**Your goal**
Transcribe every line of the listing below without any deviation.

[Recorded data]
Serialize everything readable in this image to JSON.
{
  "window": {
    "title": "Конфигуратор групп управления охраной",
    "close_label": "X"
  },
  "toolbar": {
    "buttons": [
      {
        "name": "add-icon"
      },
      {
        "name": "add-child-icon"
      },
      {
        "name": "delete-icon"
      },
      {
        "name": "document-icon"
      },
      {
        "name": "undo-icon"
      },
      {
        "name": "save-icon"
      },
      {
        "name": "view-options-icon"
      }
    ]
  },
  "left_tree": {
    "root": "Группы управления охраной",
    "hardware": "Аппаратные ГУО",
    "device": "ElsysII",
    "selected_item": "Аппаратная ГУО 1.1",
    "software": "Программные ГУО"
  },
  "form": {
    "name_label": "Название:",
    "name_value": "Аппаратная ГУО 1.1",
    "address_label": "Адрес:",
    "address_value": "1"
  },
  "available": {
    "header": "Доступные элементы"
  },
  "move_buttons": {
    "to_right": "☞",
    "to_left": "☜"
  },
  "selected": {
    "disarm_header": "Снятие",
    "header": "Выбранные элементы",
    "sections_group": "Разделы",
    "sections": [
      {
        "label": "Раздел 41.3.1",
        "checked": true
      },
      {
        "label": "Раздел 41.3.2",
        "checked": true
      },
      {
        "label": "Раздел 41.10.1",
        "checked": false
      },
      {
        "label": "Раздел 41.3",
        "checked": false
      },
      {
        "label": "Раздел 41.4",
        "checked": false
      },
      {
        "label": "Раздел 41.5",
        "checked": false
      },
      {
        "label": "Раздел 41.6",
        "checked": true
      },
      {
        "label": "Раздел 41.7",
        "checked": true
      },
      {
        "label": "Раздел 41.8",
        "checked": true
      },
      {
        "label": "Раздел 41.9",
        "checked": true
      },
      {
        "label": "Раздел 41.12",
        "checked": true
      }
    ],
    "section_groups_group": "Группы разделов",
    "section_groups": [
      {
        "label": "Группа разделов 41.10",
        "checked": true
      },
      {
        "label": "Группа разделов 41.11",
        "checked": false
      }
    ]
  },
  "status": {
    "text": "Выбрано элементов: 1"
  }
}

**Answer to the exercise**
Serialize everything readable in this image to JSON.
{
  "window": {
    "title": "Конфигуратор групп управления охраной",
    "close_label": "X"
  },
  "toolbar": {
    "buttons": [
      {
        "name": "add-icon"
      },
      {
        "name": "add-child-icon"
      },
      {
        "name": "delete-icon"
      },
      {
        "name": "document-icon"
      },
      {
        "name": "undo-icon"
      },
      {
        "name": "save-icon"
      },
      {
        "name": "view-options-icon"
      }
    ]
  },
  "left_tree": {
    "root": "Группы управления охраной",
    "hardware": "Аппаратные ГУО",
    "device": "ElsysII",
    "selected_item": "Аппаратная ГУО 1.1",
    "software": "Программные ГУО"
  },
  "form": {
    "name_label": "Название:",
    "name_value": "Аппаратная ГУО 1.1",
    "address_label": "Адрес:",
    "address_value": "1"
  },
  "available": {
    "header": "Доступные элементы"
  },
  "move_buttons": {
    "to_right": "☞",
    "to_left": "☜"
  },
  "selected": {
    "disarm_header": "Снятие",
    "header": "Выбранные элементы",
    "sections_group": "Разделы",
    "sections": [
      {
        "label": "Раздел 41.3.1",
        "checked": true
      },
      {
        "label": "Раздел 41.3.2",
        "checked": true
      },
      {
        "label": "Раздел 41.10.1",
        "checked": false
      },
      {
        "label": "Раздел 41.3",
        "checked": false
      },
      {
        "label": "Раздел 41.4",
        "checked": false
      },
      {
        "label": "Раздел 41.5",
        "checked": false
      },
      {
        "label": "Раздел 41.6",
        "checked": true
      },
      {
        "label": "Раздел 41.7",
        "checked": true
      },
      {
        "label": "Раздел 41.8",
        "checked": true
      },
      {
        "label": "Раздел 41.9",
        "checked": true
      },
      {
        "label": "Раздел 41.12",
        "checked": true
      }
    ],
    "section_groups_group": "Группы разделов",
    "section_groups": [
      {
        "label": "Группа разделов 41.10",
        "checked": true
      },
      {
        "label": "Группа разделов 41.11",
        "checked": false
      }
    ]
  },
  "status": {
    "text": "Выбрано элементов: 1"
  }
}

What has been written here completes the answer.